• [Directions]
Reproduce each line bearing the word "extracellular".

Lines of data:
________________________
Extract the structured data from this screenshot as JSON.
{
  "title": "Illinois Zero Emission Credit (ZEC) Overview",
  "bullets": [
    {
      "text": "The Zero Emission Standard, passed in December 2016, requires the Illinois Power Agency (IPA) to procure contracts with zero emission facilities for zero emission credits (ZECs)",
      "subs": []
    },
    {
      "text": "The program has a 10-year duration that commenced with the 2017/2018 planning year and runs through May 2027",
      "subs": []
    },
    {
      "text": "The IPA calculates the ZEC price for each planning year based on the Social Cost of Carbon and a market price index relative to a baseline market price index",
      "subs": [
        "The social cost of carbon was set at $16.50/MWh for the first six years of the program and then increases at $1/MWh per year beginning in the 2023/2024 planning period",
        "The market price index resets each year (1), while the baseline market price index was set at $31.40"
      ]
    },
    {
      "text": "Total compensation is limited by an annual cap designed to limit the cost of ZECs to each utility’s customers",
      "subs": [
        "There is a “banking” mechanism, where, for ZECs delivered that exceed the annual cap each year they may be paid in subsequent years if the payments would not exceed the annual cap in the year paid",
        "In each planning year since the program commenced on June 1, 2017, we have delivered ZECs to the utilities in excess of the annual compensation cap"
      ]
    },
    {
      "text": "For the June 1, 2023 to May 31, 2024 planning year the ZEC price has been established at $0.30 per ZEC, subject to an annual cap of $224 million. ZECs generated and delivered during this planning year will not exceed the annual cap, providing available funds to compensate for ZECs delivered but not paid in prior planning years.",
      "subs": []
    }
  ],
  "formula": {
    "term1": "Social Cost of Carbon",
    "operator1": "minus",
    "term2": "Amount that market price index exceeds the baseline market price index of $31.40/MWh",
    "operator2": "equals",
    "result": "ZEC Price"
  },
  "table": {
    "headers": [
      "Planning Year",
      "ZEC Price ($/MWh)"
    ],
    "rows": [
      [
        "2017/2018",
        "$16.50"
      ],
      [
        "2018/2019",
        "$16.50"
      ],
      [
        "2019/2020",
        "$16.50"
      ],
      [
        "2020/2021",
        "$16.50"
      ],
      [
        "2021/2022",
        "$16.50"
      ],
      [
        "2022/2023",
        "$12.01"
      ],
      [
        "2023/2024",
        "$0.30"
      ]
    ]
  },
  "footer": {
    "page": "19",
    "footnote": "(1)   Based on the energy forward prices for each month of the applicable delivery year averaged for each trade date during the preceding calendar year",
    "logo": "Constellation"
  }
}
________________________
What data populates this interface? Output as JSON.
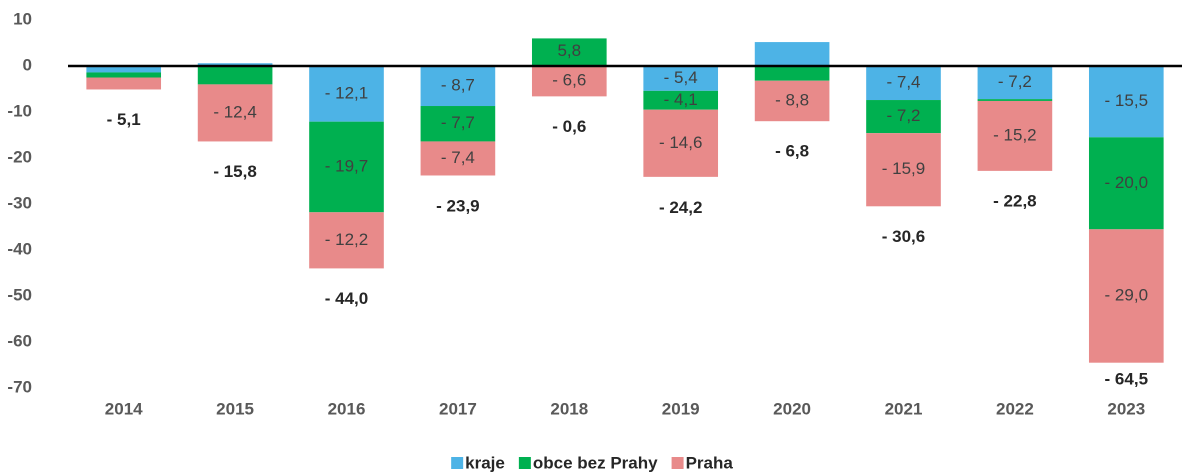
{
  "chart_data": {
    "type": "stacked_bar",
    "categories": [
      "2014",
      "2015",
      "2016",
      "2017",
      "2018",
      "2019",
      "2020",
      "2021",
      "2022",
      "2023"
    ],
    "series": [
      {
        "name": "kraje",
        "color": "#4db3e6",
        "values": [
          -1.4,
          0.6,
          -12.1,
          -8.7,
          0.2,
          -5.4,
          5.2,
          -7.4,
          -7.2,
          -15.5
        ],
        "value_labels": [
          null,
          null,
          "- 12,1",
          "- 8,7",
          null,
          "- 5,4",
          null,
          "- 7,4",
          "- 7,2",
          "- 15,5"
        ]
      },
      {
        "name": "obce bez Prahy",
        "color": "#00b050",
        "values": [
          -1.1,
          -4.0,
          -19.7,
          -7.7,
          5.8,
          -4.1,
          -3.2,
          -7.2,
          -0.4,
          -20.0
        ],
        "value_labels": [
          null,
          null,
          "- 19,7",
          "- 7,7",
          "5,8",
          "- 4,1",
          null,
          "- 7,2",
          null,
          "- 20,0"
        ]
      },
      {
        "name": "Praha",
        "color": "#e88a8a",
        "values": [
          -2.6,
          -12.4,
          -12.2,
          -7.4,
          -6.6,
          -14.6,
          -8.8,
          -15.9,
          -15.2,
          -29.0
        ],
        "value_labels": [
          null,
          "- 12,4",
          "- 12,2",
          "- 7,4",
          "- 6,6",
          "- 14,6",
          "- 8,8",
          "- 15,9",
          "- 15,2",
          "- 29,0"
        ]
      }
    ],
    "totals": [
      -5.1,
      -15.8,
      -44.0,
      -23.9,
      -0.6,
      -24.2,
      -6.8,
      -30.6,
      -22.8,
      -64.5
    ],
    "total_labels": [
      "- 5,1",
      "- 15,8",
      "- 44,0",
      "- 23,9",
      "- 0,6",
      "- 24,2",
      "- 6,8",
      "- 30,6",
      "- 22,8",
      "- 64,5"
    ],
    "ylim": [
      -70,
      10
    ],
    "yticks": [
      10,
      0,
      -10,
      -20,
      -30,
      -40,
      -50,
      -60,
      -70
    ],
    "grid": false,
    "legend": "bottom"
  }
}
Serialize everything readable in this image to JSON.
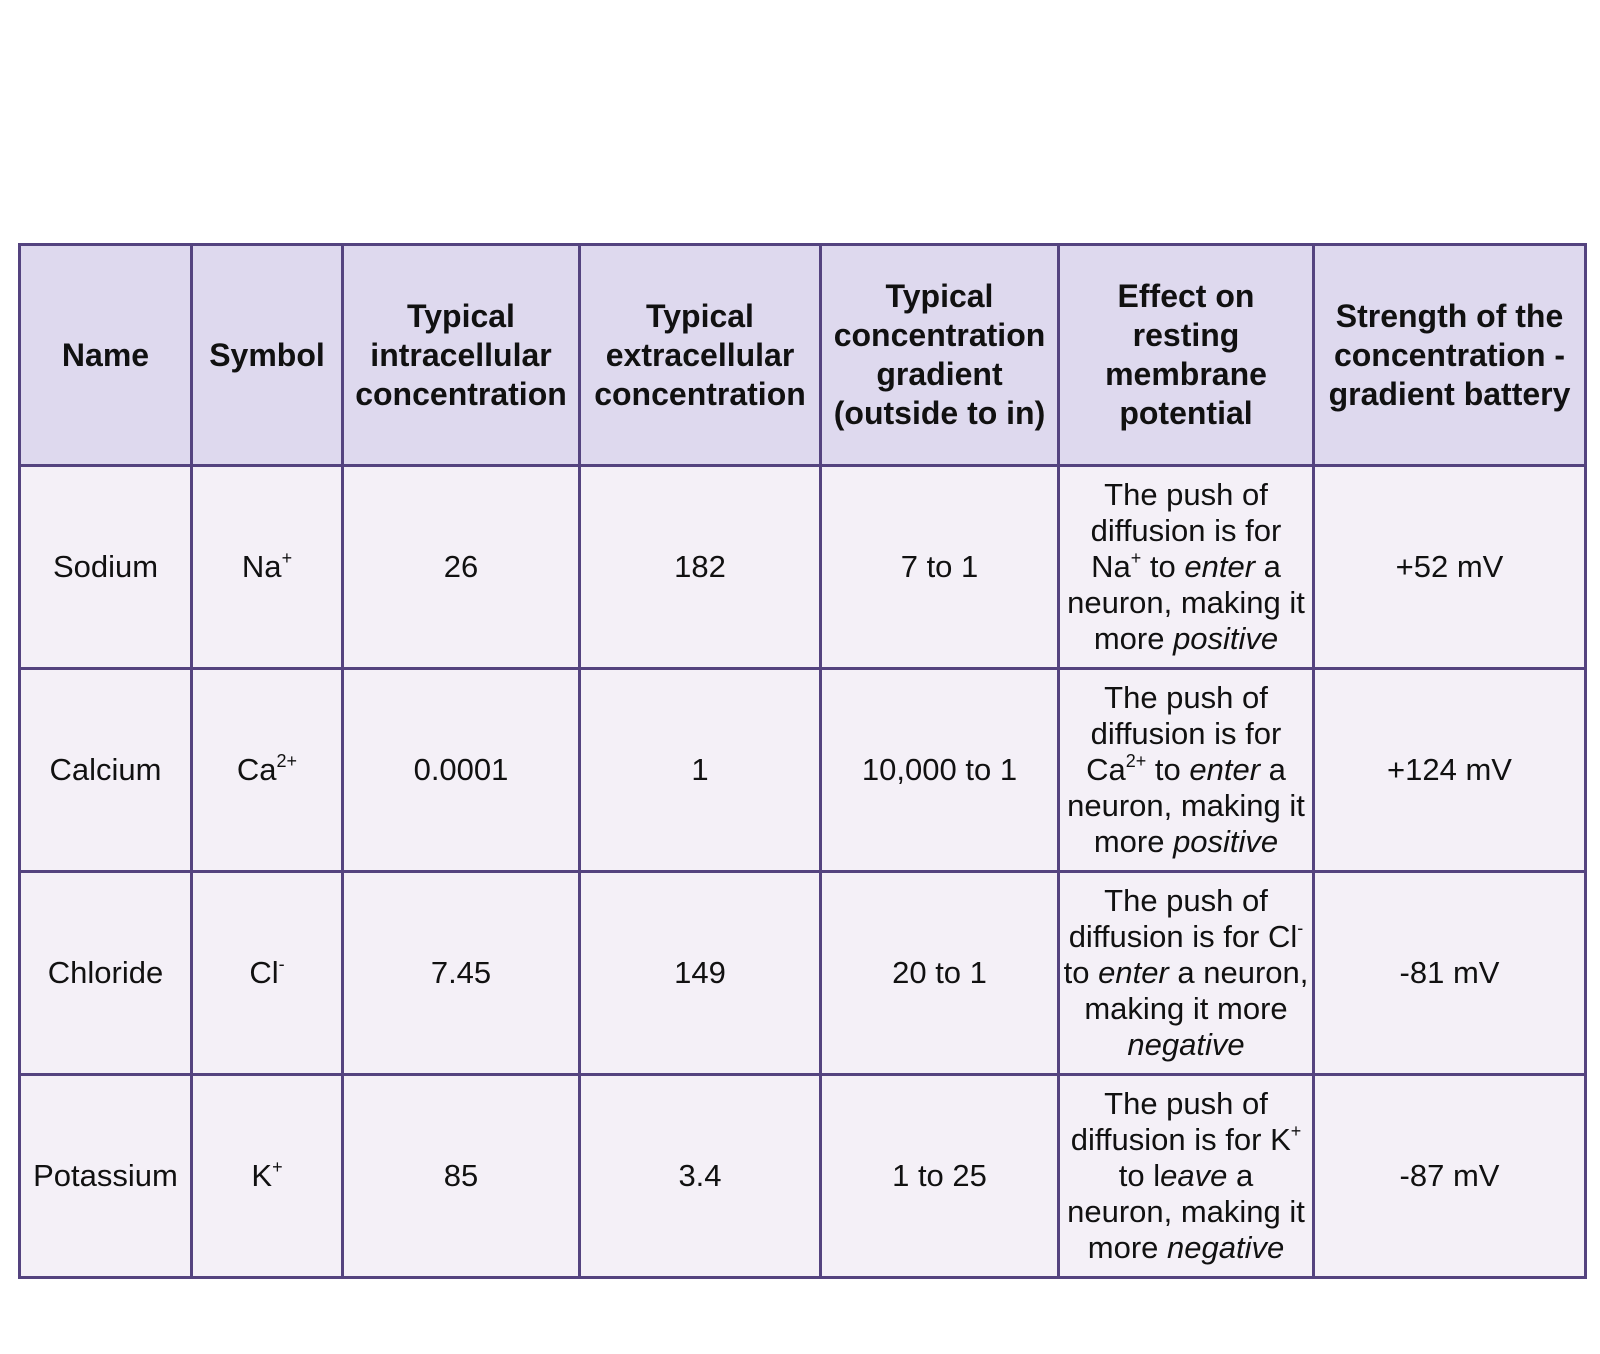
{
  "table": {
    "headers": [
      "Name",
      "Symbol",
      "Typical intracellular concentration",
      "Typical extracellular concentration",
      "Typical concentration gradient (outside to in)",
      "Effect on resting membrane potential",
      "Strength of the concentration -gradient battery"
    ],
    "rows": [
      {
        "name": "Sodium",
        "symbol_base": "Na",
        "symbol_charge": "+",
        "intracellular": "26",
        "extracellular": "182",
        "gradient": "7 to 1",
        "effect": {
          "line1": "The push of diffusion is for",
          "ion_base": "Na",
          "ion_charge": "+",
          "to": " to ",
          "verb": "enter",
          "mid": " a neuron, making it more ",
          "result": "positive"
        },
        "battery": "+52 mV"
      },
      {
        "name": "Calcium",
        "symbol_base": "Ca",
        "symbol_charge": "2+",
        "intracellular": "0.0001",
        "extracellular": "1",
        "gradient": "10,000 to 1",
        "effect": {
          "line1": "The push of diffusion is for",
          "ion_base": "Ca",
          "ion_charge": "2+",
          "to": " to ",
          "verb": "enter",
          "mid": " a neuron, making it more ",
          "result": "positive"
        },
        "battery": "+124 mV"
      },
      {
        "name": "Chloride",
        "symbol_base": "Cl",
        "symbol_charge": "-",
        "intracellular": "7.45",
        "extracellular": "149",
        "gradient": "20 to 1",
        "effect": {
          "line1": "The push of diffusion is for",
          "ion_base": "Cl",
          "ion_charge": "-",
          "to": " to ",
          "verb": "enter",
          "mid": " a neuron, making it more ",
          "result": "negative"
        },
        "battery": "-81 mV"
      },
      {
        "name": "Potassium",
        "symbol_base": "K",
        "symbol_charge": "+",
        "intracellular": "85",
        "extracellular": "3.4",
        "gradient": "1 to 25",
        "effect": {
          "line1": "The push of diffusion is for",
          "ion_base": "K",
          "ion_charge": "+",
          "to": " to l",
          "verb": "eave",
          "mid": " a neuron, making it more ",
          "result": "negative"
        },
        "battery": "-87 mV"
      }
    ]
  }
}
________________________
• [Solved problem]
      "Typical extracellular concentration",
        "extracellular": "182",
        "extracellular": "1",
        "extracellular": "149",
        "extracellular": "3.4",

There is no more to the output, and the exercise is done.